Set down each record below precisely, skipping the pictures.

=-=-=

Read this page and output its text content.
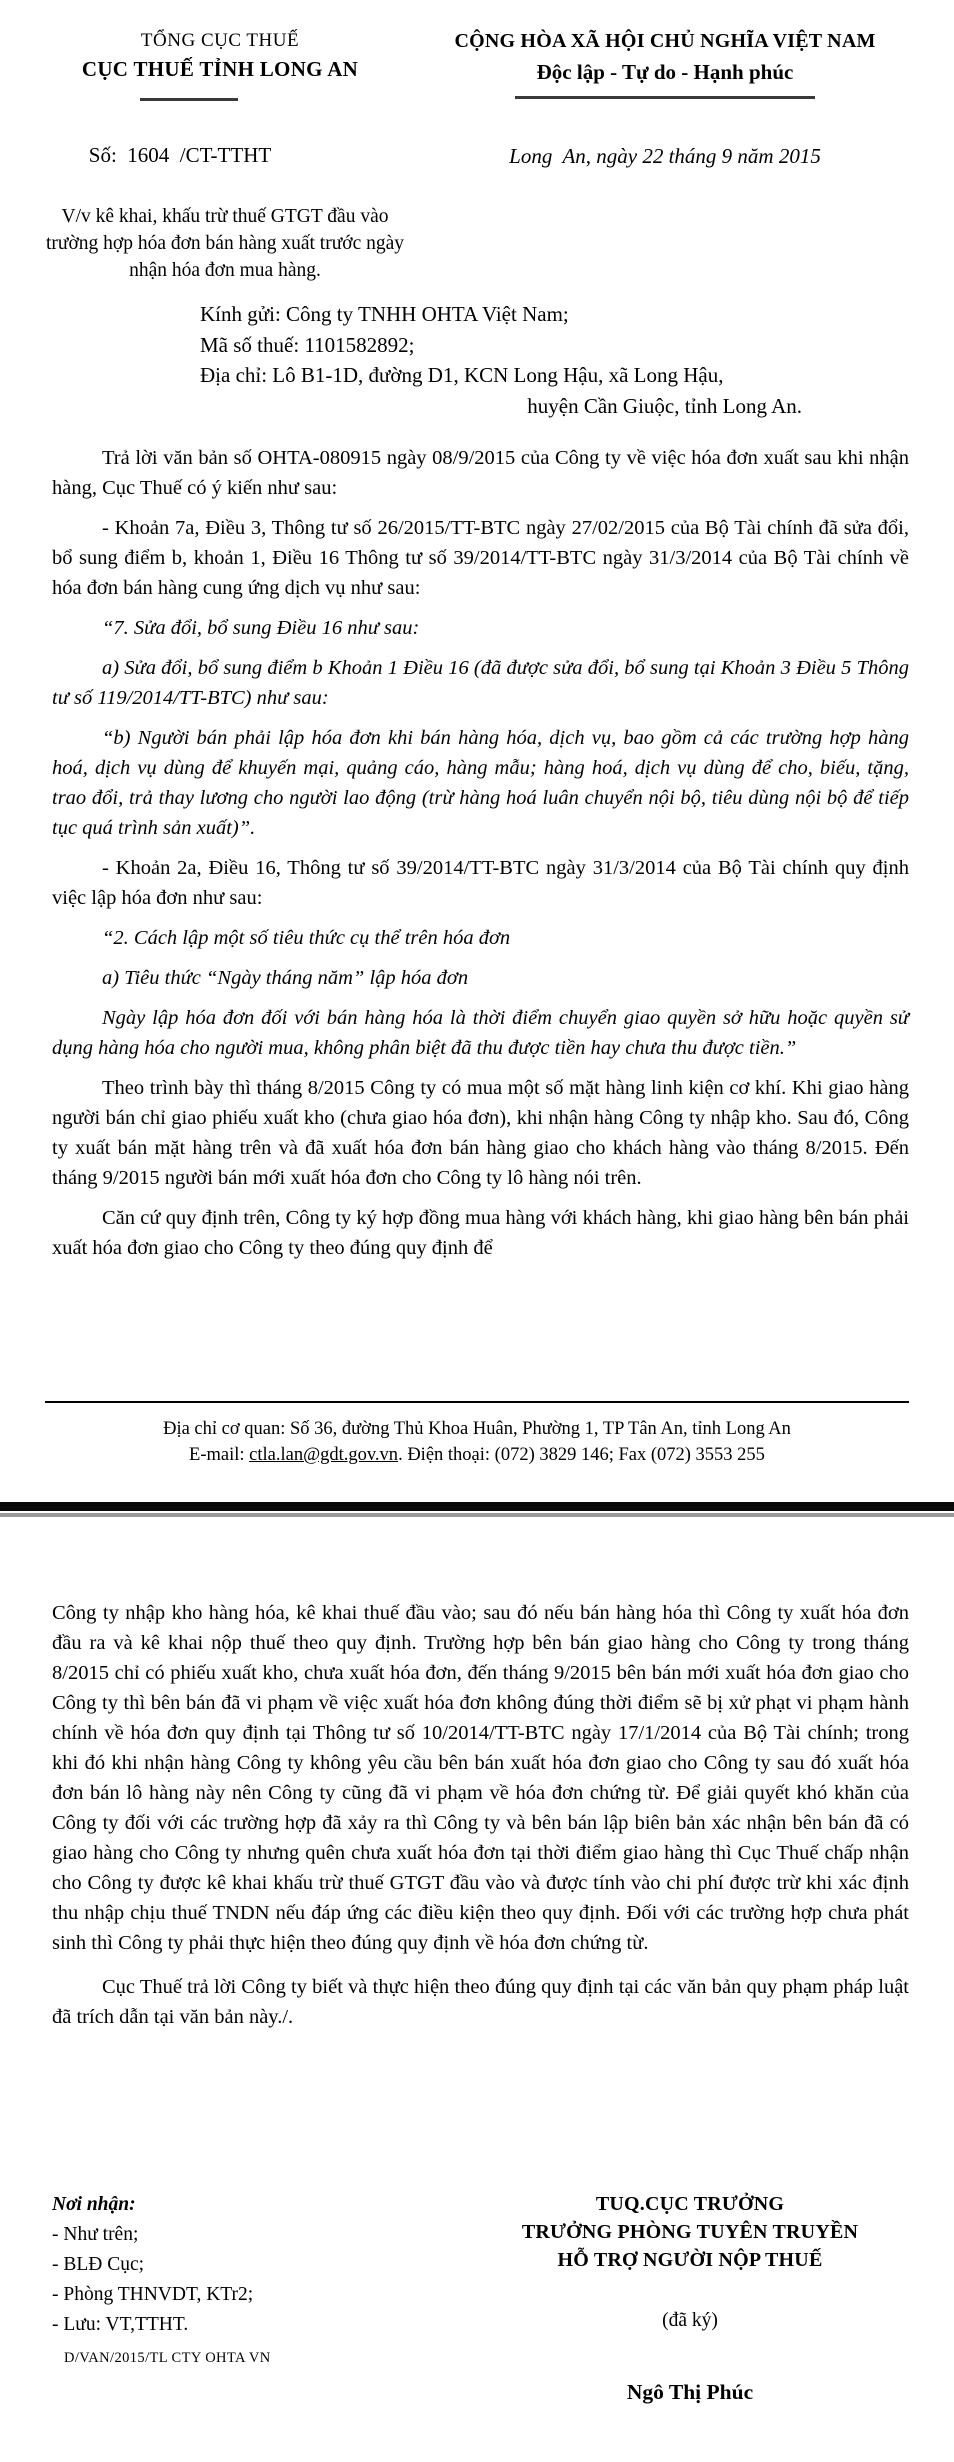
TỔNG CỤC THUẾ
CỤC THUẾ TỈNH LONG AN
CỘNG HÒA XÃ HỘI CHỦ NGHĨA VIỆT NAM
Độc lập - Tự do - Hạnh phúc
Số:  1604  /CT-TTHT	Long  An, ngày 22 tháng 9 năm 2015
V/v kê khai, khấu trừ thuế GTGT đầu vào trường hợp hóa đơn bán hàng xuất trước ngày nhận hóa đơn mua hàng.
Kính gửi: Công ty TNHH OHTA Việt Nam;
Mã số thuế: 1101582892;
Địa chỉ: Lô B1-1D, đường D1, KCN Long Hậu, xã Long Hậu,
huyện Cần Giuộc, tỉnh Long An.

Trả lời văn bản số OHTA-080915 ngày 08/9/2015 của Công ty về việc hóa đơn xuất sau khi nhận hàng, Cục Thuế có ý kiến như sau:

- Khoản 7a, Điều 3, Thông tư số 26/2015/TT-BTC ngày 27/02/2015 của Bộ Tài chính đã sửa đổi, bổ sung điểm b, khoản 1, Điều 16 Thông tư số 39/2014/TT-BTC ngày 31/3/2014 của Bộ Tài chính về hóa đơn bán hàng cung ứng dịch vụ như sau:

“7. Sửa đổi, bổ sung Điều 16 như sau:

a) Sửa đổi, bổ sung điểm b Khoản 1 Điều 16 (đã được sửa đổi, bổ sung tại Khoản 3 Điều 5 Thông tư số 119/2014/TT-BTC) như sau:

“b) Người bán phải lập hóa đơn khi bán hàng hóa, dịch vụ, bao gồm cả các trường hợp hàng hoá, dịch vụ dùng để khuyến mại, quảng cáo, hàng mẫu; hàng hoá, dịch vụ dùng để cho, biếu, tặng, trao đổi, trả thay lương cho người lao động (trừ hàng hoá luân chuyển nội bộ, tiêu dùng nội bộ để tiếp tục quá trình sản xuất)”.

- Khoản 2a, Điều 16, Thông tư số 39/2014/TT-BTC ngày 31/3/2014 của Bộ Tài chính quy định việc lập hóa đơn như sau:

“2. Cách lập một số tiêu thức cụ thể trên hóa đơn

a) Tiêu thức “Ngày tháng năm” lập hóa đơn

Ngày lập hóa đơn đối với bán hàng hóa là thời điểm chuyển giao quyền sở hữu hoặc quyền sử dụng hàng hóa cho người mua, không phân biệt đã thu được tiền hay chưa thu được tiền.”

Theo trình bày thì tháng 8/2015 Công ty có mua một số mặt hàng linh kiện cơ khí. Khi giao hàng người bán chỉ giao phiếu xuất kho (chưa giao hóa đơn), khi nhận hàng Công ty nhập kho. Sau đó, Công ty xuất bán mặt hàng trên và đã xuất hóa đơn bán hàng giao cho khách hàng vào tháng 8/2015. Đến tháng 9/2015 người bán mới xuất hóa đơn cho Công ty lô hàng nói trên.

Căn cứ quy định trên, Công ty ký hợp đồng mua hàng với khách hàng, khi giao hàng bên bán phải xuất hóa đơn giao cho Công ty theo đúng quy định để

Địa chỉ cơ quan: Số 36, đường Thủ Khoa Huân, Phường 1, TP Tân An, tỉnh Long An
E-mail: ctla.lan@gdt.gov.vn. Điện thoại: (072) 3829 146; Fax (072) 3553 255

Công ty nhập kho hàng hóa, kê khai thuế đầu vào; sau đó nếu bán hàng hóa thì Công ty xuất hóa đơn đầu ra và kê khai nộp thuế theo quy định. Trường hợp bên bán giao hàng cho Công ty trong tháng 8/2015 chỉ có phiếu xuất kho, chưa xuất hóa đơn, đến tháng 9/2015 bên bán mới xuất hóa đơn giao cho Công ty thì bên bán đã vi phạm về việc xuất hóa đơn không đúng thời điểm sẽ bị xử phạt vi phạm hành chính về hóa đơn quy định tại Thông tư số 10/2014/TT-BTC ngày 17/1/2014 của Bộ Tài chính; trong khi đó khi nhận hàng Công ty không yêu cầu bên bán xuất hóa đơn giao cho Công ty sau đó xuất hóa đơn bán lô hàng này nên Công ty cũng đã vi phạm về hóa đơn chứng từ. Để giải quyết khó khăn của Công ty đối với các trường hợp đã xảy ra thì Công ty và bên bán lập biên bản xác nhận bên bán đã có giao hàng cho Công ty nhưng quên chưa xuất hóa đơn tại thời điểm giao hàng thì Cục Thuế chấp nhận cho Công ty được kê khai khấu trừ thuế GTGT đầu vào và được tính vào chi phí được trừ khi xác định thu nhập chịu thuế TNDN nếu đáp ứng các điều kiện theo quy định. Đối với các trường hợp chưa phát sinh thì Công ty phải thực hiện theo đúng quy định về hóa đơn chứng từ.

Cục Thuế trả lời Công ty biết và thực hiện theo đúng quy định tại các văn bản quy phạm pháp luật đã trích dẫn tại văn bản này./.

Nơi nhận:
- Như trên;
- BLĐ Cục;
- Phòng THNVDT, KTr2;
- Lưu: VT,TTHT.
D/VAN/2015/TL CTY OHTA VN
TUQ.CỤC TRƯỞNG
TRƯỞNG PHÒNG TUYÊN TRUYỀN
HỖ TRỢ NGƯỜI NỘP THUẾ
(đã ký)
Ngô Thị Phúc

=-=-=

### Task response:
Read this page and output its text content.
TỔNG CỤC THUẾ
CỤC THUẾ TỈNH LONG AN
CỘNG HÒA XÃ HỘI CHỦ NGHĨA VIỆT NAM
Độc lập - Tự do - Hạnh phúc
Số:  1604  /CT-TTHT	Long  An, ngày 22 tháng 9 năm 2015
V/v kê khai, khấu trừ thuế GTGT đầu vào trường hợp hóa đơn bán hàng xuất trước ngày nhận hóa đơn mua hàng.
Kính gửi: Công ty TNHH OHTA Việt Nam;
Mã số thuế: 1101582892;
Địa chỉ: Lô B1-1D, đường D1, KCN Long Hậu, xã Long Hậu,
huyện Cần Giuộc, tỉnh Long An.

Trả lời văn bản số OHTA-080915 ngày 08/9/2015 của Công ty về việc hóa đơn xuất sau khi nhận hàng, Cục Thuế có ý kiến như sau:

- Khoản 7a, Điều 3, Thông tư số 26/2015/TT-BTC ngày 27/02/2015 của Bộ Tài chính đã sửa đổi, bổ sung điểm b, khoản 1, Điều 16 Thông tư số 39/2014/TT-BTC ngày 31/3/2014 của Bộ Tài chính về hóa đơn bán hàng cung ứng dịch vụ như sau:

“7. Sửa đổi, bổ sung Điều 16 như sau:

a) Sửa đổi, bổ sung điểm b Khoản 1 Điều 16 (đã được sửa đổi, bổ sung tại Khoản 3 Điều 5 Thông tư số 119/2014/TT-BTC) như sau:

“b) Người bán phải lập hóa đơn khi bán hàng hóa, dịch vụ, bao gồm cả các trường hợp hàng hoá, dịch vụ dùng để khuyến mại, quảng cáo, hàng mẫu; hàng hoá, dịch vụ dùng để cho, biếu, tặng, trao đổi, trả thay lương cho người lao động (trừ hàng hoá luân chuyển nội bộ, tiêu dùng nội bộ để tiếp tục quá trình sản xuất)”.

- Khoản 2a, Điều 16, Thông tư số 39/2014/TT-BTC ngày 31/3/2014 của Bộ Tài chính quy định việc lập hóa đơn như sau:

“2. Cách lập một số tiêu thức cụ thể trên hóa đơn

a) Tiêu thức “Ngày tháng năm” lập hóa đơn

Ngày lập hóa đơn đối với bán hàng hóa là thời điểm chuyển giao quyền sở hữu hoặc quyền sử dụng hàng hóa cho người mua, không phân biệt đã thu được tiền hay chưa thu được tiền.”

Theo trình bày thì tháng 8/2015 Công ty có mua một số mặt hàng linh kiện cơ khí. Khi giao hàng người bán chỉ giao phiếu xuất kho (chưa giao hóa đơn), khi nhận hàng Công ty nhập kho. Sau đó, Công ty xuất bán mặt hàng trên và đã xuất hóa đơn bán hàng giao cho khách hàng vào tháng 8/2015. Đến tháng 9/2015 người bán mới xuất hóa đơn cho Công ty lô hàng nói trên.

Căn cứ quy định trên, Công ty ký hợp đồng mua hàng với khách hàng, khi giao hàng bên bán phải xuất hóa đơn giao cho Công ty theo đúng quy định để

Địa chỉ cơ quan: Số 36, đường Thủ Khoa Huân, Phường 1, TP Tân An, tỉnh Long An
E-mail: ctla.lan@gdt.gov.vn. Điện thoại: (072) 3829 146; Fax (072) 3553 255

Công ty nhập kho hàng hóa, kê khai thuế đầu vào; sau đó nếu bán hàng hóa thì Công ty xuất hóa đơn đầu ra và kê khai nộp thuế theo quy định. Trường hợp bên bán giao hàng cho Công ty trong tháng 8/2015 chỉ có phiếu xuất kho, chưa xuất hóa đơn, đến tháng 9/2015 bên bán mới xuất hóa đơn giao cho Công ty thì bên bán đã vi phạm về việc xuất hóa đơn không đúng thời điểm sẽ bị xử phạt vi phạm hành chính về hóa đơn quy định tại Thông tư số 10/2014/TT-BTC ngày 17/1/2014 của Bộ Tài chính; trong khi đó khi nhận hàng Công ty không yêu cầu bên bán xuất hóa đơn giao cho Công ty sau đó xuất hóa đơn bán lô hàng này nên Công ty cũng đã vi phạm về hóa đơn chứng từ. Để giải quyết khó khăn của Công ty đối với các trường hợp đã xảy ra thì Công ty và bên bán lập biên bản xác nhận bên bán đã có giao hàng cho Công ty nhưng quên chưa xuất hóa đơn tại thời điểm giao hàng thì Cục Thuế chấp nhận cho Công ty được kê khai khấu trừ thuế GTGT đầu vào và được tính vào chi phí được trừ khi xác định thu nhập chịu thuế TNDN nếu đáp ứng các điều kiện theo quy định. Đối với các trường hợp chưa phát sinh thì Công ty phải thực hiện theo đúng quy định về hóa đơn chứng từ.

Cục Thuế trả lời Công ty biết và thực hiện theo đúng quy định tại các văn bản quy phạm pháp luật đã trích dẫn tại văn bản này./.

Nơi nhận:
- Như trên;
- BLĐ Cục;
- Phòng THNVDT, KTr2;
- Lưu: VT,TTHT.
D/VAN/2015/TL CTY OHTA VN
TUQ.CỤC TRƯỞNG
TRƯỞNG PHÒNG TUYÊN TRUYỀN
HỖ TRỢ NGƯỜI NỘP THUẾ
(đã ký)
Ngô Thị Phúc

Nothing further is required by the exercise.